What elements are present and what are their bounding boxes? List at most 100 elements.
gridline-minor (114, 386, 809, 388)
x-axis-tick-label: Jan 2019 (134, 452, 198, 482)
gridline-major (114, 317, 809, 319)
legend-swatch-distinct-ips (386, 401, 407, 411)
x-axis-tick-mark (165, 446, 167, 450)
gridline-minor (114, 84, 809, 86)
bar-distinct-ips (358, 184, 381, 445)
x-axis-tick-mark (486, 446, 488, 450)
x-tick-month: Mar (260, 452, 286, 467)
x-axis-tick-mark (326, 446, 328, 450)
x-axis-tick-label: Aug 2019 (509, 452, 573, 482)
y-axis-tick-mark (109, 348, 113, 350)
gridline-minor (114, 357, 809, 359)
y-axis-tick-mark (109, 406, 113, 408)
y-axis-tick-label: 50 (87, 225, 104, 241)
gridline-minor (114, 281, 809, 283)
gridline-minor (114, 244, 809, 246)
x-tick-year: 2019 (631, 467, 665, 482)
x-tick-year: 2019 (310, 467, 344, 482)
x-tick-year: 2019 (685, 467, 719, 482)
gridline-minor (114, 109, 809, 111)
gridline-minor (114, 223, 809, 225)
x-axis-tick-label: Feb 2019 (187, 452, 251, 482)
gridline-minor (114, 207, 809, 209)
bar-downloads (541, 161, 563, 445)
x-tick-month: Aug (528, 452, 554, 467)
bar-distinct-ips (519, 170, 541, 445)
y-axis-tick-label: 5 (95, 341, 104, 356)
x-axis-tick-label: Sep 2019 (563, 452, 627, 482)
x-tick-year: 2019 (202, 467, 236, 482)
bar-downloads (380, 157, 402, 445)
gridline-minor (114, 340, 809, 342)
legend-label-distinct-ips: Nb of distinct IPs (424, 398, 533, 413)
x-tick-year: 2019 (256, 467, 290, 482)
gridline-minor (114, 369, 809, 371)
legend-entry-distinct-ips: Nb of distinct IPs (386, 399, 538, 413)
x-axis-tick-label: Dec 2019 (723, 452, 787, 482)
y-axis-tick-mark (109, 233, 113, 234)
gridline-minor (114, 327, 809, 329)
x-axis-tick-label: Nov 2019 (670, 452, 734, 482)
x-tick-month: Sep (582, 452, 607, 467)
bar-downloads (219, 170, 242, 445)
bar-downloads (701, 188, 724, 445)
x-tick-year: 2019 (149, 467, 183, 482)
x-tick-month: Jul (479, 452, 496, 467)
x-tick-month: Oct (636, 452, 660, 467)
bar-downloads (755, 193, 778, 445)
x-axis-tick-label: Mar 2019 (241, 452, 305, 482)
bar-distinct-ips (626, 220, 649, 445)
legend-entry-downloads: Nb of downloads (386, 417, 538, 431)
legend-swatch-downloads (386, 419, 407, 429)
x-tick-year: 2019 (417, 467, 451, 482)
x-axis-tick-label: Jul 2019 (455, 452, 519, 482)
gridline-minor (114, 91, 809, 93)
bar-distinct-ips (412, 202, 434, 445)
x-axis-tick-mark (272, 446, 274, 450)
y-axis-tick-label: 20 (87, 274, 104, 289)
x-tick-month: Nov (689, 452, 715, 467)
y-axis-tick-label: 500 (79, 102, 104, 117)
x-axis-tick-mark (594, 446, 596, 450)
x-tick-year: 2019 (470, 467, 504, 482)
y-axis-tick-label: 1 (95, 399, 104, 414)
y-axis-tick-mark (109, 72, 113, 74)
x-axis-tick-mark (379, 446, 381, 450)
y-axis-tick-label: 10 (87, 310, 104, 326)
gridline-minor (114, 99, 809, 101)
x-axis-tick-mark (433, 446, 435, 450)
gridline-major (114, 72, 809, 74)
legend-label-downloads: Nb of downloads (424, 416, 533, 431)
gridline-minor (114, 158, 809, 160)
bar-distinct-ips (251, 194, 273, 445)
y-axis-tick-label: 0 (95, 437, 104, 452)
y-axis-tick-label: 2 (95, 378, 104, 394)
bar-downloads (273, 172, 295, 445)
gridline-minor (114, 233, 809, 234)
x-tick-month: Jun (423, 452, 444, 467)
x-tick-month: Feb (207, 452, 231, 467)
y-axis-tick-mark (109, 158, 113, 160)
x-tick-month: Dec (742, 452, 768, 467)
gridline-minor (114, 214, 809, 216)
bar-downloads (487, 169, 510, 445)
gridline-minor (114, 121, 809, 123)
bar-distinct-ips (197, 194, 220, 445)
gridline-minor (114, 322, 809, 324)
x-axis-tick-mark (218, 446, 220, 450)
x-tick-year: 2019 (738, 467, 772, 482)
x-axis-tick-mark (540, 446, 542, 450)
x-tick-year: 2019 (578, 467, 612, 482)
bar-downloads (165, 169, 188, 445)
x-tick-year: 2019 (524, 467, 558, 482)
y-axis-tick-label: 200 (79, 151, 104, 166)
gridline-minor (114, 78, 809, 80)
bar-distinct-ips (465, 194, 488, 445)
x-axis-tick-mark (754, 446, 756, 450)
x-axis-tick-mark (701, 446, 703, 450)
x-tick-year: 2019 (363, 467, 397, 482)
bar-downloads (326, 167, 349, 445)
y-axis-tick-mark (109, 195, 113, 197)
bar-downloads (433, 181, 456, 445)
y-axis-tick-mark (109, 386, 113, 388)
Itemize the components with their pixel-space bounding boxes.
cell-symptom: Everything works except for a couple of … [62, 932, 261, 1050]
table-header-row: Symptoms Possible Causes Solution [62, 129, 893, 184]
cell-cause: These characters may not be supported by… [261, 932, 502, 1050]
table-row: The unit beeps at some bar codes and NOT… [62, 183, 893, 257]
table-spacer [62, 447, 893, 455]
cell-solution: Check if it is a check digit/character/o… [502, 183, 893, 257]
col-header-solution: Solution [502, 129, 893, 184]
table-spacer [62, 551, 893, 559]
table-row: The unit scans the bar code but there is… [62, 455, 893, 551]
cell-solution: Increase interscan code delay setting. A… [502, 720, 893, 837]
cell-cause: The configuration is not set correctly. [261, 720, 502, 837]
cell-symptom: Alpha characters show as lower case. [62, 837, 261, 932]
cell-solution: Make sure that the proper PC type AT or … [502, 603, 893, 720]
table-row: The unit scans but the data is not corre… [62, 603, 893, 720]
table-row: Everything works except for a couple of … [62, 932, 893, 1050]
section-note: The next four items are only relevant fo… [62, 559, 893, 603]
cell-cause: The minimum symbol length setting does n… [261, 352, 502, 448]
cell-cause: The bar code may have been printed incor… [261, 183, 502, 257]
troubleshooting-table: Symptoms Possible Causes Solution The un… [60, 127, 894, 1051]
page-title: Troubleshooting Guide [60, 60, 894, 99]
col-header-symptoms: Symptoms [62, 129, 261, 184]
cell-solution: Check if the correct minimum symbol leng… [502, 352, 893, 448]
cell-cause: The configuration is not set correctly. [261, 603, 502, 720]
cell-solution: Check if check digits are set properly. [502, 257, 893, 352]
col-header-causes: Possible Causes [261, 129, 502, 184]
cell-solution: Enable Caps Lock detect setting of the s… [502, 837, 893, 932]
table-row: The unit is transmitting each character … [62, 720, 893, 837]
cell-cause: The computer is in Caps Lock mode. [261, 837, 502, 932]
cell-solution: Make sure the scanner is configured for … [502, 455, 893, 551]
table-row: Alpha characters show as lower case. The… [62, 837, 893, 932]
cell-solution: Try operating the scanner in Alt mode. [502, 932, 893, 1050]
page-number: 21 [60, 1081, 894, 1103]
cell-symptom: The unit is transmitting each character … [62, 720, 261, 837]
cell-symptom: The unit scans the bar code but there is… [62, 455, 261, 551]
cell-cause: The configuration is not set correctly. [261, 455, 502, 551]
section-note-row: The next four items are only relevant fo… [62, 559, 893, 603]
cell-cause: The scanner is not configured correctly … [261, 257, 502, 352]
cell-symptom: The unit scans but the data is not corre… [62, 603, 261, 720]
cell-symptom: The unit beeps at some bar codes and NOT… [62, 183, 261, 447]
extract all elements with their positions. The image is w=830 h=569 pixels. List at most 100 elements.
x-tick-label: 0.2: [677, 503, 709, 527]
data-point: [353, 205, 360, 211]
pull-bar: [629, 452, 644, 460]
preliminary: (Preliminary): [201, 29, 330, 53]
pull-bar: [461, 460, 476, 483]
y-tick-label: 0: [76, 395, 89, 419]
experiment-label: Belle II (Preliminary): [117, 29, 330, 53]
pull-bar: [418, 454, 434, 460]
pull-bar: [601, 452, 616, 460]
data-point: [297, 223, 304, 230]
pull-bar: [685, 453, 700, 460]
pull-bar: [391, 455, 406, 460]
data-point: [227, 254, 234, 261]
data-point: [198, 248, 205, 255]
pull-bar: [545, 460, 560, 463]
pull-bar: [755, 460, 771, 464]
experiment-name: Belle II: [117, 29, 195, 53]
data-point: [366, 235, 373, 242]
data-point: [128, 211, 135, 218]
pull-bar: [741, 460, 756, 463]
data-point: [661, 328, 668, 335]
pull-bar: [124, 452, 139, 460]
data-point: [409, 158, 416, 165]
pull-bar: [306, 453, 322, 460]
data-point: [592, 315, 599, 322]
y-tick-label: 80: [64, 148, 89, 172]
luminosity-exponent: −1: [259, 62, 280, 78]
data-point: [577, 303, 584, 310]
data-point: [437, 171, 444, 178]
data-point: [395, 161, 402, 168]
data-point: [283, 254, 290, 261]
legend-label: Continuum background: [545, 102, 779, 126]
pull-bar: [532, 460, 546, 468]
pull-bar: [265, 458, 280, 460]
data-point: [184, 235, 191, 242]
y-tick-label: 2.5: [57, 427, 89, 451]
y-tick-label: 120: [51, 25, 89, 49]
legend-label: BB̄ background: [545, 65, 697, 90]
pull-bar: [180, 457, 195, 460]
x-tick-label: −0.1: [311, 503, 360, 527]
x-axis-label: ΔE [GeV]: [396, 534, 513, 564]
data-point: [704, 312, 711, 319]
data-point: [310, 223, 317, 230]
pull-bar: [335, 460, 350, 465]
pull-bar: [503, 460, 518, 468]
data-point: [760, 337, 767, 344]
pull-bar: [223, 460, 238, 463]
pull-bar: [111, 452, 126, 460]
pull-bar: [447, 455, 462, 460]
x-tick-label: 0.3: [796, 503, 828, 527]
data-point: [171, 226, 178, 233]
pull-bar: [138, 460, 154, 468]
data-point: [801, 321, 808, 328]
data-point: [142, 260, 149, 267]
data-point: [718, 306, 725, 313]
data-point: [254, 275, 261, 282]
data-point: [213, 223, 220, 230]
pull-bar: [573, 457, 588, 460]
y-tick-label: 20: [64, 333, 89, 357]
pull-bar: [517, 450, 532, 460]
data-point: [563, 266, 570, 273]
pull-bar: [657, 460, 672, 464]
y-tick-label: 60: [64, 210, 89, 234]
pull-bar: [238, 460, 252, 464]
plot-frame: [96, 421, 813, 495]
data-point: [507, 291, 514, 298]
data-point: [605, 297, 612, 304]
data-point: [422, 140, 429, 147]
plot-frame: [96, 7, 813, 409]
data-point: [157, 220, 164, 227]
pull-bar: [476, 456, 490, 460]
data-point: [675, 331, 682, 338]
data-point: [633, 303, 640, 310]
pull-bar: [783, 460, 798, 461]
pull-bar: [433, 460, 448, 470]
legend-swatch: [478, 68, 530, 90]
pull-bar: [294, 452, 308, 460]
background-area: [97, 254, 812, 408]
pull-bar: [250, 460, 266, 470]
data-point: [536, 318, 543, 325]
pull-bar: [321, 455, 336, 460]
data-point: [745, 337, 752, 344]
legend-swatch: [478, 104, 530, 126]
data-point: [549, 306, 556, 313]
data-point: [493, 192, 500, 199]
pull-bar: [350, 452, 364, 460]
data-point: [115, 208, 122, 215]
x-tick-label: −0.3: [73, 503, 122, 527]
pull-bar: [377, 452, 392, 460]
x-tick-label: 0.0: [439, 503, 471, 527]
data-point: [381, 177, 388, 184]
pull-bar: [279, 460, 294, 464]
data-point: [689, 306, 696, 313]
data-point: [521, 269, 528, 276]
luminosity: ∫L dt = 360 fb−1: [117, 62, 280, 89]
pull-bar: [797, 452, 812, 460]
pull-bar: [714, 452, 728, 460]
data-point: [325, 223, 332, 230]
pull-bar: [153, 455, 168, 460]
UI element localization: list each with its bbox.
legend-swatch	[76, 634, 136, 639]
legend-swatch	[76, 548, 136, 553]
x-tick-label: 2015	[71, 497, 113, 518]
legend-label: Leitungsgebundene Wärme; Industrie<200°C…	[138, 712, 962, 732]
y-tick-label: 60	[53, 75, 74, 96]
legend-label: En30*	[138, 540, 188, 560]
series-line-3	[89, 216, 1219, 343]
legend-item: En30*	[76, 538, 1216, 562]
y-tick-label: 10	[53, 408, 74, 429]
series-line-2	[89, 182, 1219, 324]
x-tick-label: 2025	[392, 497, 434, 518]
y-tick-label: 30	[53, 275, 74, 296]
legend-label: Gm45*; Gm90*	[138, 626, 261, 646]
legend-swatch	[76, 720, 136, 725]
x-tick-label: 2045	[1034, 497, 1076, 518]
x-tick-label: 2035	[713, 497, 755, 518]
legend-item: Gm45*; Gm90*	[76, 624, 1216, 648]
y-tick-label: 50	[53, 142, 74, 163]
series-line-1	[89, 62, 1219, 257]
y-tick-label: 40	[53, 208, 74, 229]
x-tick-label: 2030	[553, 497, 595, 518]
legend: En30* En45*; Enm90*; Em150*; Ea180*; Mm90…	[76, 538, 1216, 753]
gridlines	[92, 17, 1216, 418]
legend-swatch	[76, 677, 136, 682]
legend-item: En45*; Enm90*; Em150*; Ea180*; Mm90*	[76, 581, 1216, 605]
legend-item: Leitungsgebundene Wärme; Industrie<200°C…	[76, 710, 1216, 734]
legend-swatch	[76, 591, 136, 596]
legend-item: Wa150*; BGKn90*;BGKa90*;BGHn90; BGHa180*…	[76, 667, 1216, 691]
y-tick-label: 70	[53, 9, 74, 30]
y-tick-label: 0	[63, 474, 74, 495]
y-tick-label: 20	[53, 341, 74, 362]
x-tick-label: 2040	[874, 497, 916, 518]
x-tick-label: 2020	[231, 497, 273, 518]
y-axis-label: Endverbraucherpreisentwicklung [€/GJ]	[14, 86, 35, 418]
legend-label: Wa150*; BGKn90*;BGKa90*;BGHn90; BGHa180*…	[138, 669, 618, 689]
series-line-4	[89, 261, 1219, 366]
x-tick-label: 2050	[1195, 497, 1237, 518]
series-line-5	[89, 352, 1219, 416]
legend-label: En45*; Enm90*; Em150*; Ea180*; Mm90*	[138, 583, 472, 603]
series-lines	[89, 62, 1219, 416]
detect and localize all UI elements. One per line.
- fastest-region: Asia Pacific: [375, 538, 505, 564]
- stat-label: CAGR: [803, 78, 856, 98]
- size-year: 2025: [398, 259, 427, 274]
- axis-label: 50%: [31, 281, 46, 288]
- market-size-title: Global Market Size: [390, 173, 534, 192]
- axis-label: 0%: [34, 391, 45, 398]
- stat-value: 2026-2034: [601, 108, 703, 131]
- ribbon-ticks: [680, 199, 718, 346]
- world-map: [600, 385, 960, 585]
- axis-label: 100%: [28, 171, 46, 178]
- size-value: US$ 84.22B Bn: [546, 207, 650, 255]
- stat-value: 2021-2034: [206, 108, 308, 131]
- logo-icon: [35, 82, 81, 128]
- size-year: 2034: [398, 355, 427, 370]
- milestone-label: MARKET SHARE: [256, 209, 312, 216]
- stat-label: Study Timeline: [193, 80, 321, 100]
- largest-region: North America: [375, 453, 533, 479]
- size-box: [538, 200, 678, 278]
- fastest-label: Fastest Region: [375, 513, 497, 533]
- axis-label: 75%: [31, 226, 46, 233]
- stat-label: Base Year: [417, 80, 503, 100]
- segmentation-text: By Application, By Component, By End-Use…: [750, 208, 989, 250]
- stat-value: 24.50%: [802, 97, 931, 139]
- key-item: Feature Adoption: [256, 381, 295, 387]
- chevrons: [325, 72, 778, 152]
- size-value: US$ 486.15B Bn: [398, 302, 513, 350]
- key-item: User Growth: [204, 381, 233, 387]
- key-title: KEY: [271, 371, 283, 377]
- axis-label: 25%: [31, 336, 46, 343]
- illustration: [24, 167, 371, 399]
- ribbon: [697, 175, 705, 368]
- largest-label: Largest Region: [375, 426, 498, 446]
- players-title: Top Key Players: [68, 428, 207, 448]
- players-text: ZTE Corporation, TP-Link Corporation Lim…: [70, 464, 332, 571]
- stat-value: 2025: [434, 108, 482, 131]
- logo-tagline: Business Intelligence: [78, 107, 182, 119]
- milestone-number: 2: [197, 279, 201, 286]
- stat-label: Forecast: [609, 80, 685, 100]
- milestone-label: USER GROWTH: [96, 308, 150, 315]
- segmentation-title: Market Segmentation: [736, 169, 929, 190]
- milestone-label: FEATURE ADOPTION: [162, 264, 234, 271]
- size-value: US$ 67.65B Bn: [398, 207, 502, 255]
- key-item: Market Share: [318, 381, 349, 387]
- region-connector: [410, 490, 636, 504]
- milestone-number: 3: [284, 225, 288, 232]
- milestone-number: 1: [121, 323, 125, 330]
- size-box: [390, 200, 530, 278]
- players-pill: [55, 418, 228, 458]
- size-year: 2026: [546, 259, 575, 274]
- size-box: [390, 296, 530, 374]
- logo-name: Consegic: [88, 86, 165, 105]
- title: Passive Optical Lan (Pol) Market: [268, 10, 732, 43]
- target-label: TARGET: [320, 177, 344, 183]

****

--- EXERCISE INSTRUCTIONS ---
Write out the entries from their start through the line containing "y-axis-tick-label: 5 (95, 341, 104, 356)", renaming every "gridline-minor" to "minor-gridline" and keeping everything else the same.

--- SOLUTION FOR THIS TASK ---
What elements are present and what are their bounding boxes? List at most 100 elements.
minor-gridline (114, 386, 809, 388)
x-axis-tick-label: Jan 2019 (134, 452, 198, 482)
gridline-major (114, 317, 809, 319)
legend-swatch-distinct-ips (386, 401, 407, 411)
x-axis-tick-mark (165, 446, 167, 450)
minor-gridline (114, 84, 809, 86)
bar-distinct-ips (358, 184, 381, 445)
x-axis-tick-mark (486, 446, 488, 450)
x-tick-month: Mar (260, 452, 286, 467)
x-axis-tick-mark (326, 446, 328, 450)
x-axis-tick-label: Aug 2019 (509, 452, 573, 482)
y-axis-tick-mark (109, 348, 113, 350)
minor-gridline (114, 357, 809, 359)
y-axis-tick-mark (109, 406, 113, 408)
y-axis-tick-label: 50 (87, 225, 104, 241)
minor-gridline (114, 281, 809, 283)
minor-gridline (114, 244, 809, 246)
x-tick-year: 2019 (631, 467, 665, 482)
x-tick-year: 2019 (310, 467, 344, 482)
x-tick-year: 2019 (685, 467, 719, 482)
minor-gridline (114, 109, 809, 111)
minor-gridline (114, 223, 809, 225)
x-axis-tick-label: Feb 2019 (187, 452, 251, 482)
minor-gridline (114, 207, 809, 209)
bar-downloads (541, 161, 563, 445)
x-tick-month: Aug (528, 452, 554, 467)
bar-distinct-ips (519, 170, 541, 445)
y-axis-tick-label: 5 (95, 341, 104, 356)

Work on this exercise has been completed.